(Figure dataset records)
## START

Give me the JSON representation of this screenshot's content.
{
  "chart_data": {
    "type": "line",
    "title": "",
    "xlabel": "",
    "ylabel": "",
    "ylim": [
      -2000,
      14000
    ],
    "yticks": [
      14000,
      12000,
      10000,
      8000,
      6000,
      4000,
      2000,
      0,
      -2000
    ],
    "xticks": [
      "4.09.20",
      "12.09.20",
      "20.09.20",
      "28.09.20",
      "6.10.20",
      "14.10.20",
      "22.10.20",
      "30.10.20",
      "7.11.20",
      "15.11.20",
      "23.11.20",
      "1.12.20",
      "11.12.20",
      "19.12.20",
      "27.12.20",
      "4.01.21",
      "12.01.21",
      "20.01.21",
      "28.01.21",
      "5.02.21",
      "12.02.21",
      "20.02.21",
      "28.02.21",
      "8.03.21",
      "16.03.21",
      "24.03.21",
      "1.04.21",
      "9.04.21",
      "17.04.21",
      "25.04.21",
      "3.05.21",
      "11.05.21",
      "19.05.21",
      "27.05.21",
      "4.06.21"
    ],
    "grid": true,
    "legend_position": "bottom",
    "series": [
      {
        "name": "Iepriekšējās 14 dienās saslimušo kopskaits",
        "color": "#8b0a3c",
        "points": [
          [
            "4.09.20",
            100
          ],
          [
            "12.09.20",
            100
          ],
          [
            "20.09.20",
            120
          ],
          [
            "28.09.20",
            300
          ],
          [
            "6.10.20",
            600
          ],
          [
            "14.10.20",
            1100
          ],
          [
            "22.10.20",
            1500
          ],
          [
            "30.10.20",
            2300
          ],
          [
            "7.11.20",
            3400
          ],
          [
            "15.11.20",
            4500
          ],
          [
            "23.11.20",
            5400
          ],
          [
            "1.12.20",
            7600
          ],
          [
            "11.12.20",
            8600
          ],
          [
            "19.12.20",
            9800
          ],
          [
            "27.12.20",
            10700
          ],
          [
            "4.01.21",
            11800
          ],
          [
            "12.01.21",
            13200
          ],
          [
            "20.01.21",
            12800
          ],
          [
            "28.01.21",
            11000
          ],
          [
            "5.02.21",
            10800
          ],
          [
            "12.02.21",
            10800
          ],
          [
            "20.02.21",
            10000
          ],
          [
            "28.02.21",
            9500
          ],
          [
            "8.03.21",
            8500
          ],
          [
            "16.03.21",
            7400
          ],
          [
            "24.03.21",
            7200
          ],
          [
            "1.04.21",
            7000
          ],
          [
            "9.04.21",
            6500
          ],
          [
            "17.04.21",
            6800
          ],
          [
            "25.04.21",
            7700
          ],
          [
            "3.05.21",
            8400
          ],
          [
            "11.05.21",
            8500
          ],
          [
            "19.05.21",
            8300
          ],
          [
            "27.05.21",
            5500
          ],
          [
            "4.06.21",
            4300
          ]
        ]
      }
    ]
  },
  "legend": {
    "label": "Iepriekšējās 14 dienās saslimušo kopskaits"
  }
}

## END

### [TASK DESCRIPTION]
Identify the lines of the data that contain the word "dienās". Copy each of them.

### [FINAL RESULT]
        "name": "Iepriekšējās 14 dienās saslimušo kopskaits",
    "label": "Iepriekšējās 14 dienās saslimušo kopskaits"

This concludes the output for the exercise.